OBJECTIVE:
Locate the lines where "unit" occurs and copy them as they stand.

DATASET EXCERPTS:
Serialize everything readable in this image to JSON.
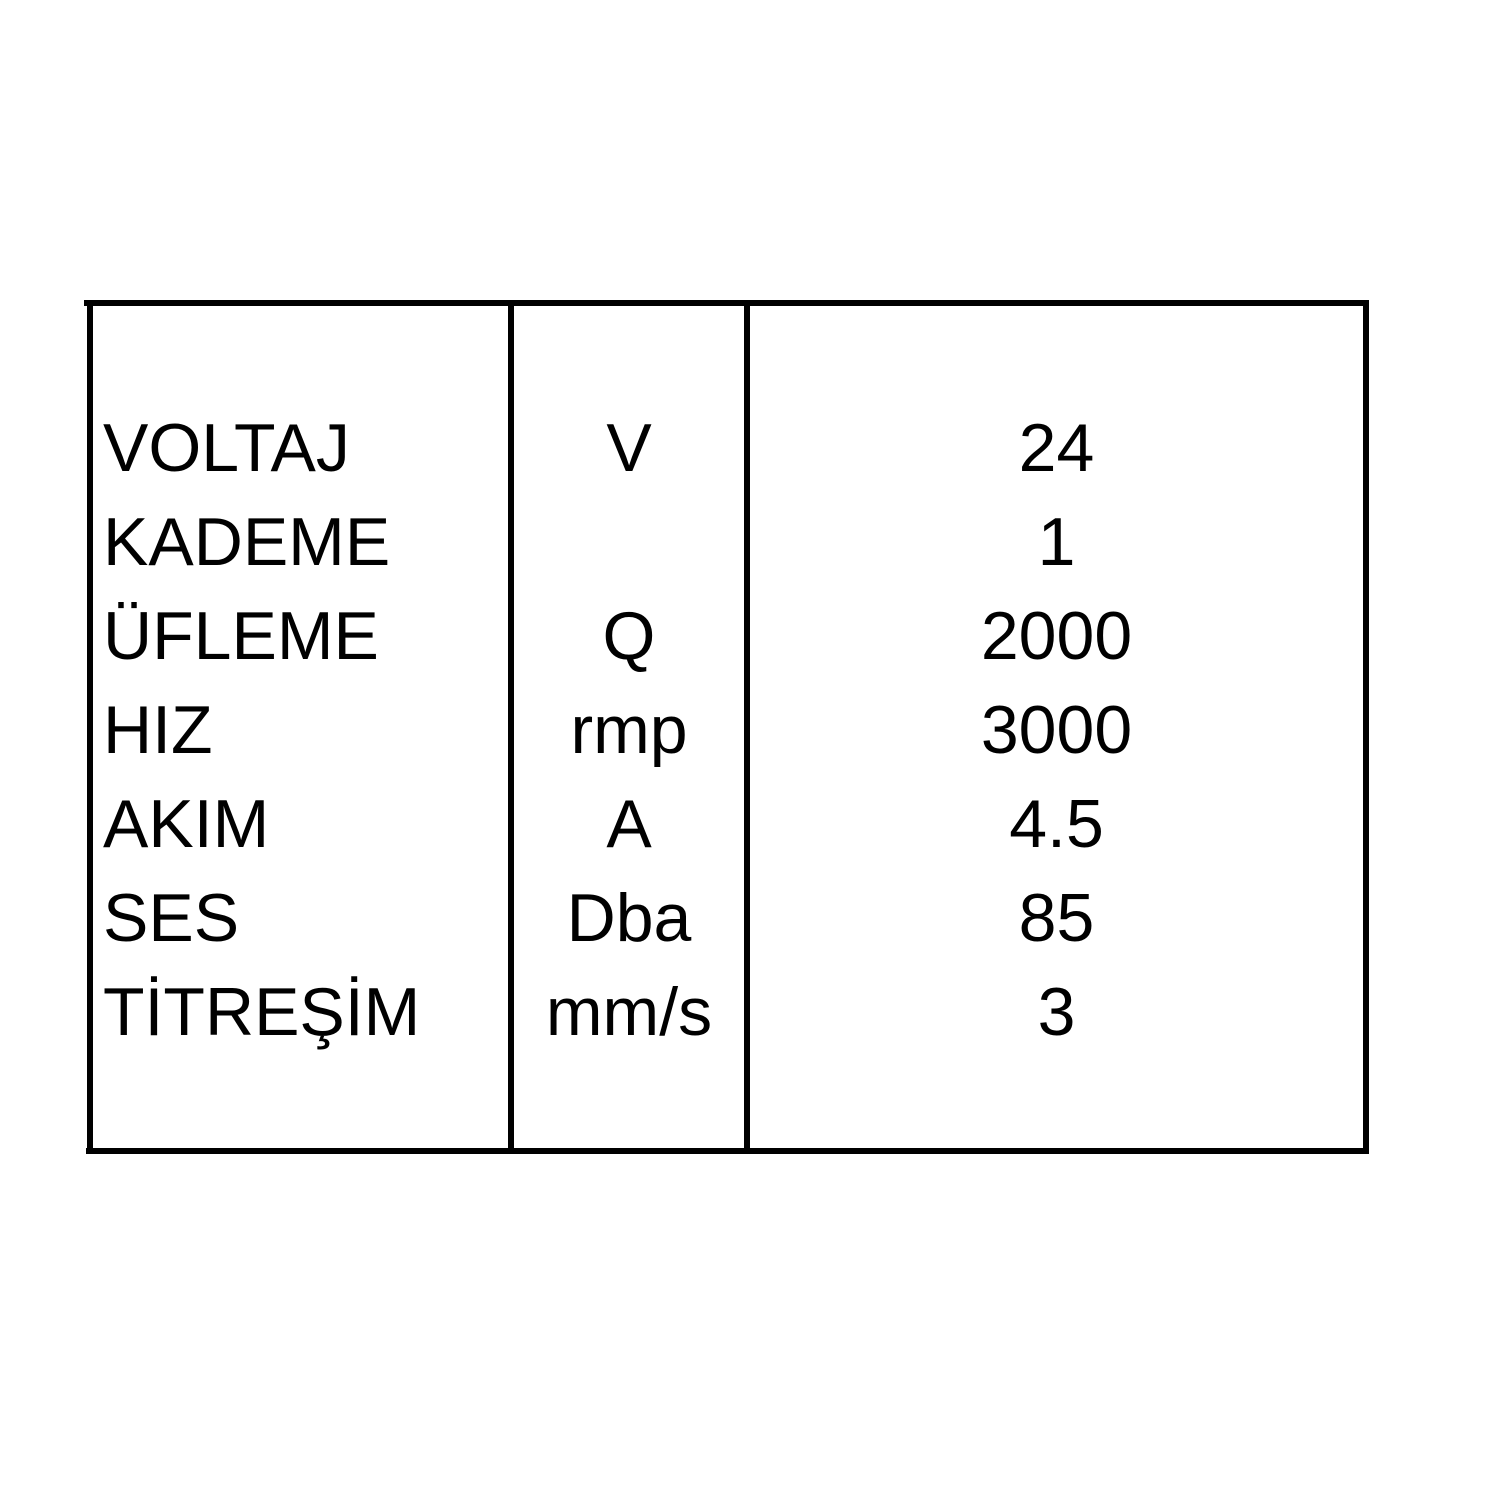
{
  "table": {
    "rows": [
      {
        "parameter": "VOLTAJ",
        "unit": "V",
        "value": "24"
      },
      {
        "parameter": "KADEME",
        "unit": "",
        "value": "1"
      },
      {
        "parameter": "ÜFLEME",
        "unit": "Q",
        "value": "2000"
      },
      {
        "parameter": "HIZ",
        "unit": "rmp",
        "value": "3000"
      },
      {
        "parameter": "AKIM",
        "unit": "A",
        "value": "4.5"
      },
      {
        "parameter": "SES",
        "unit": "Dba",
        "value": "85"
      },
      {
        "parameter": "TİTREŞİM",
        "unit": "mm/s",
        "value": "3"
      }
    ]
  }
}
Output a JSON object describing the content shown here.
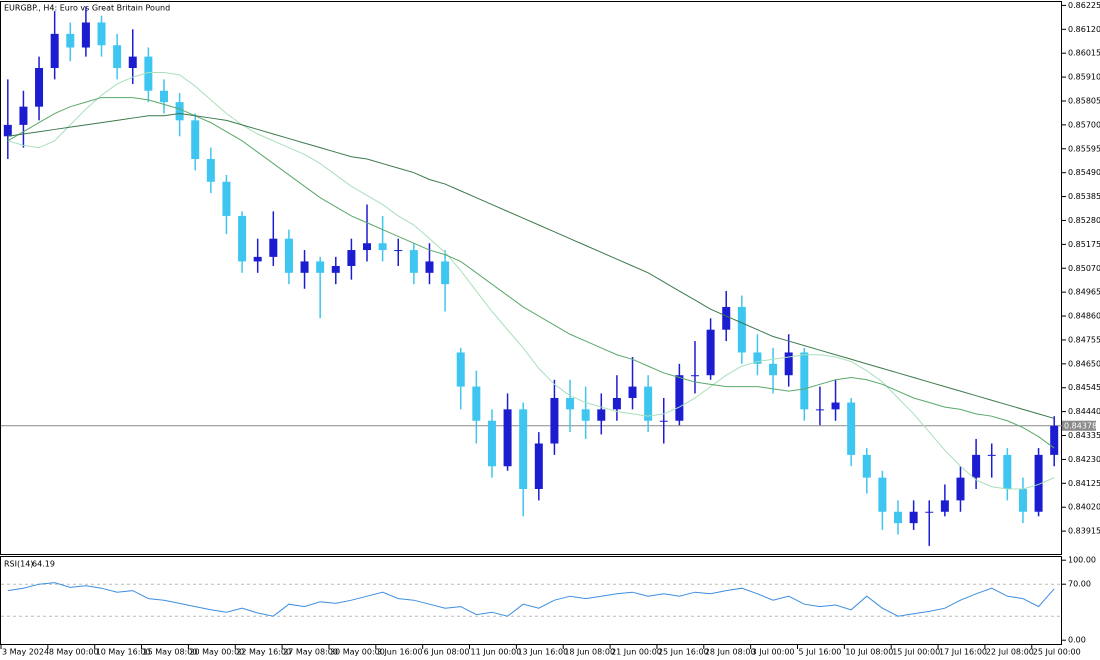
{
  "chart_data": {
    "type": "candlestick",
    "title": "EURGBP., H4:  Euro vs Great Britain Pound",
    "up_color": "#1c1cd0",
    "down_color": "#3ec6f0",
    "categories": [
      "3 May 2024",
      null,
      null,
      "8 May 00:00",
      null,
      null,
      "10 May 16:00",
      null,
      null,
      "15 May 08:00",
      null,
      null,
      "20 May 00:00",
      null,
      null,
      "22 May 16:00",
      null,
      null,
      "27 May 08:00",
      null,
      null,
      "30 May 00:00",
      null,
      null,
      "3 Jun 16:00",
      null,
      null,
      "6 Jun 08:00",
      null,
      null,
      "11 Jun 00:00",
      null,
      null,
      "13 Jun 16:00",
      null,
      null,
      "18 Jun 08:00",
      null,
      null,
      "21 Jun 00:00",
      null,
      null,
      "25 Jun 16:00",
      null,
      null,
      "28 Jun 08:00",
      null,
      null,
      "3 Jul 00:00",
      null,
      null,
      "5 Jul 16:00",
      null,
      null,
      "10 Jul 08:00",
      null,
      null,
      "15 Jul 00:00",
      null,
      null,
      "17 Jul 16:00",
      null,
      null,
      "22 Jul 08:00",
      null,
      null,
      "25 Jul 00:00",
      null
    ],
    "candles": [
      [
        0.8565,
        0.859,
        0.8555,
        0.857
      ],
      [
        0.857,
        0.8585,
        0.856,
        0.8578
      ],
      [
        0.8578,
        0.86,
        0.8572,
        0.8595
      ],
      [
        0.8595,
        0.862,
        0.859,
        0.861
      ],
      [
        0.861,
        0.8615,
        0.8598,
        0.8604
      ],
      [
        0.8604,
        0.8622,
        0.86,
        0.8615
      ],
      [
        0.8615,
        0.8618,
        0.86,
        0.8605
      ],
      [
        0.8605,
        0.861,
        0.859,
        0.8595
      ],
      [
        0.8595,
        0.8612,
        0.8588,
        0.86
      ],
      [
        0.86,
        0.8604,
        0.858,
        0.8585
      ],
      [
        0.8585,
        0.859,
        0.8575,
        0.858
      ],
      [
        0.858,
        0.8584,
        0.8565,
        0.8572
      ],
      [
        0.8572,
        0.8575,
        0.855,
        0.8555
      ],
      [
        0.8555,
        0.856,
        0.854,
        0.8545
      ],
      [
        0.8545,
        0.8548,
        0.8522,
        0.853
      ],
      [
        0.853,
        0.8532,
        0.8505,
        0.851
      ],
      [
        0.851,
        0.852,
        0.8505,
        0.8512
      ],
      [
        0.8512,
        0.8532,
        0.8508,
        0.852
      ],
      [
        0.852,
        0.8524,
        0.85,
        0.8505
      ],
      [
        0.8505,
        0.8515,
        0.8498,
        0.851
      ],
      [
        0.851,
        0.8512,
        0.8485,
        0.8505
      ],
      [
        0.8505,
        0.8512,
        0.85,
        0.8508
      ],
      [
        0.8508,
        0.852,
        0.8502,
        0.8515
      ],
      [
        0.8515,
        0.8535,
        0.851,
        0.8518
      ],
      [
        0.8518,
        0.853,
        0.851,
        0.8515
      ],
      [
        0.8515,
        0.852,
        0.8508,
        0.8515
      ],
      [
        0.8515,
        0.8518,
        0.85,
        0.8505
      ],
      [
        0.8505,
        0.8518,
        0.85,
        0.851
      ],
      [
        0.851,
        0.8515,
        0.8488,
        0.85
      ],
      [
        0.847,
        0.8472,
        0.8445,
        0.8455
      ],
      [
        0.8455,
        0.8462,
        0.843,
        0.844
      ],
      [
        0.844,
        0.8445,
        0.8415,
        0.842
      ],
      [
        0.842,
        0.8452,
        0.8418,
        0.8445
      ],
      [
        0.8445,
        0.8448,
        0.8398,
        0.841
      ],
      [
        0.841,
        0.8435,
        0.8405,
        0.843
      ],
      [
        0.843,
        0.8458,
        0.8425,
        0.845
      ],
      [
        0.845,
        0.8458,
        0.8435,
        0.8445
      ],
      [
        0.8445,
        0.8455,
        0.8432,
        0.844
      ],
      [
        0.844,
        0.8452,
        0.8434,
        0.8445
      ],
      [
        0.8445,
        0.846,
        0.844,
        0.845
      ],
      [
        0.845,
        0.8468,
        0.8445,
        0.8455
      ],
      [
        0.8455,
        0.846,
        0.8435,
        0.844
      ],
      [
        0.844,
        0.845,
        0.843,
        0.844
      ],
      [
        0.844,
        0.8465,
        0.8438,
        0.846
      ],
      [
        0.846,
        0.8475,
        0.8452,
        0.846
      ],
      [
        0.846,
        0.8485,
        0.8458,
        0.848
      ],
      [
        0.848,
        0.8497,
        0.8475,
        0.849
      ],
      [
        0.849,
        0.8495,
        0.8465,
        0.847
      ],
      [
        0.847,
        0.8478,
        0.846,
        0.8465
      ],
      [
        0.8465,
        0.8472,
        0.8452,
        0.846
      ],
      [
        0.846,
        0.8478,
        0.8455,
        0.847
      ],
      [
        0.847,
        0.8472,
        0.844,
        0.8445
      ],
      [
        0.8445,
        0.8455,
        0.8438,
        0.8445
      ],
      [
        0.8445,
        0.8458,
        0.844,
        0.8448
      ],
      [
        0.8448,
        0.845,
        0.842,
        0.8425
      ],
      [
        0.8425,
        0.8428,
        0.8408,
        0.8415
      ],
      [
        0.8415,
        0.8418,
        0.8392,
        0.84
      ],
      [
        0.84,
        0.8405,
        0.839,
        0.8395
      ],
      [
        0.8395,
        0.8405,
        0.8392,
        0.84
      ],
      [
        0.84,
        0.8405,
        0.8385,
        0.84
      ],
      [
        0.84,
        0.8412,
        0.8398,
        0.8405
      ],
      [
        0.8405,
        0.842,
        0.84,
        0.8415
      ],
      [
        0.8415,
        0.8432,
        0.841,
        0.8425
      ],
      [
        0.8425,
        0.843,
        0.8415,
        0.8425
      ],
      [
        0.8425,
        0.8428,
        0.8405,
        0.841
      ],
      [
        0.841,
        0.8415,
        0.8395,
        0.84
      ],
      [
        0.84,
        0.8428,
        0.8398,
        0.8425
      ],
      [
        0.8425,
        0.8442,
        0.842,
        0.84378
      ]
    ],
    "moving_averages": [
      {
        "color": "#a8dfbb",
        "values": [
          0.8563,
          0.8561,
          0.856,
          0.8563,
          0.857,
          0.8577,
          0.8583,
          0.8588,
          0.8591,
          0.8593,
          0.8593,
          0.8592,
          0.8587,
          0.8581,
          0.8575,
          0.857,
          0.8566,
          0.8563,
          0.856,
          0.8557,
          0.8553,
          0.8548,
          0.8543,
          0.8539,
          0.8535,
          0.853,
          0.8526,
          0.852,
          0.8514,
          0.8506,
          0.8497,
          0.8488,
          0.848,
          0.8472,
          0.8463,
          0.8456,
          0.8451,
          0.8448,
          0.8446,
          0.8444,
          0.8443,
          0.8442,
          0.8443,
          0.8446,
          0.845,
          0.8455,
          0.846,
          0.8464,
          0.8466,
          0.8467,
          0.8468,
          0.8469,
          0.8469,
          0.8468,
          0.8466,
          0.8462,
          0.8457,
          0.845,
          0.8443,
          0.8435,
          0.8427,
          0.842,
          0.8414,
          0.8411,
          0.841,
          0.841,
          0.8412,
          0.8415
        ]
      },
      {
        "color": "#5aa86c",
        "values": [
          0.8563,
          0.8567,
          0.8571,
          0.8575,
          0.8578,
          0.858,
          0.8582,
          0.8582,
          0.8582,
          0.8581,
          0.8579,
          0.8577,
          0.8574,
          0.8571,
          0.8567,
          0.8563,
          0.8558,
          0.8553,
          0.8548,
          0.8543,
          0.8538,
          0.8534,
          0.853,
          0.8527,
          0.8524,
          0.8521,
          0.8518,
          0.8515,
          0.8513,
          0.851,
          0.8505,
          0.85,
          0.8495,
          0.849,
          0.8486,
          0.8482,
          0.8478,
          0.8475,
          0.8472,
          0.8469,
          0.8467,
          0.8464,
          0.8461,
          0.8459,
          0.8457,
          0.8456,
          0.8455,
          0.8455,
          0.8455,
          0.8454,
          0.8453,
          0.8454,
          0.8456,
          0.8458,
          0.8459,
          0.8458,
          0.8456,
          0.8453,
          0.845,
          0.8448,
          0.8446,
          0.8445,
          0.8443,
          0.8442,
          0.844,
          0.8437,
          0.8433,
          0.8428
        ]
      },
      {
        "color": "#3b7a4c",
        "values": [
          0.8565,
          0.8566,
          0.8567,
          0.8568,
          0.8569,
          0.857,
          0.8571,
          0.8572,
          0.8573,
          0.8574,
          0.8574,
          0.8575,
          0.8574,
          0.8573,
          0.8572,
          0.857,
          0.8568,
          0.8566,
          0.8564,
          0.8562,
          0.856,
          0.8558,
          0.8556,
          0.8555,
          0.8553,
          0.8551,
          0.8549,
          0.8546,
          0.8544,
          0.8541,
          0.8538,
          0.8535,
          0.8532,
          0.8529,
          0.8526,
          0.8523,
          0.852,
          0.8517,
          0.8514,
          0.8511,
          0.8508,
          0.8505,
          0.8501,
          0.8497,
          0.8493,
          0.8489,
          0.8486,
          0.8483,
          0.848,
          0.8477,
          0.8475,
          0.8473,
          0.8471,
          0.8469,
          0.8467,
          0.8465,
          0.8463,
          0.8461,
          0.8459,
          0.8457,
          0.8455,
          0.8453,
          0.8451,
          0.8449,
          0.8447,
          0.8445,
          0.8443,
          0.8441
        ]
      }
    ],
    "current_price": 0.84378,
    "ylim": [
      0.8381,
      0.8624
    ],
    "yticks": [
      0.86225,
      {
        "value": 0.8612,
        "label": "0.86120"
      },
      0.86015,
      {
        "value": 0.8591,
        "label": "0.85910"
      },
      0.85805,
      {
        "value": 0.857,
        "label": "0.85700"
      },
      0.85595,
      {
        "value": 0.8549,
        "label": "0.85490"
      },
      0.85385,
      {
        "value": 0.8528,
        "label": "0.85280"
      },
      0.85175,
      {
        "value": 0.8507,
        "label": "0.85070"
      },
      0.84965,
      {
        "value": 0.8486,
        "label": "0.84860"
      },
      0.84755,
      {
        "value": 0.8465,
        "label": "0.84650"
      },
      0.84545,
      {
        "value": 0.8444,
        "label": "0.84440"
      },
      0.84335,
      {
        "value": 0.8423,
        "label": "0.84230"
      },
      0.84125,
      {
        "value": 0.8402,
        "label": "0.84020"
      },
      0.83915
    ],
    "rsi": {
      "name": "RSI(14)",
      "color": "#3d8ee0",
      "values": [
        62,
        65,
        70,
        72,
        66,
        68,
        65,
        60,
        62,
        52,
        50,
        46,
        42,
        38,
        35,
        40,
        34,
        30,
        45,
        42,
        48,
        46,
        50,
        55,
        60,
        52,
        50,
        45,
        40,
        42,
        32,
        35,
        30,
        45,
        40,
        50,
        55,
        52,
        55,
        58,
        60,
        55,
        58,
        55,
        60,
        58,
        62,
        65,
        58,
        50,
        55,
        45,
        42,
        44,
        38,
        55,
        40,
        30,
        33,
        36,
        40,
        50,
        58,
        65,
        55,
        52,
        42,
        64.19
      ],
      "ylim": [
        -6,
        104
      ],
      "yticks": [
        {
          "value": 100,
          "label": "100.00"
        },
        {
          "value": 70,
          "label": "70.00"
        },
        {
          "value": 0,
          "label": "0.00"
        }
      ],
      "levels": [
        70,
        30
      ]
    }
  }
}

EXERCISE OUTPUT:
        "unit": "V",
        "unit": "",
        "unit": "Q",
        "unit": "rmp",
        "unit": "A",
        "unit": "Dba",
        "unit": "mm/s",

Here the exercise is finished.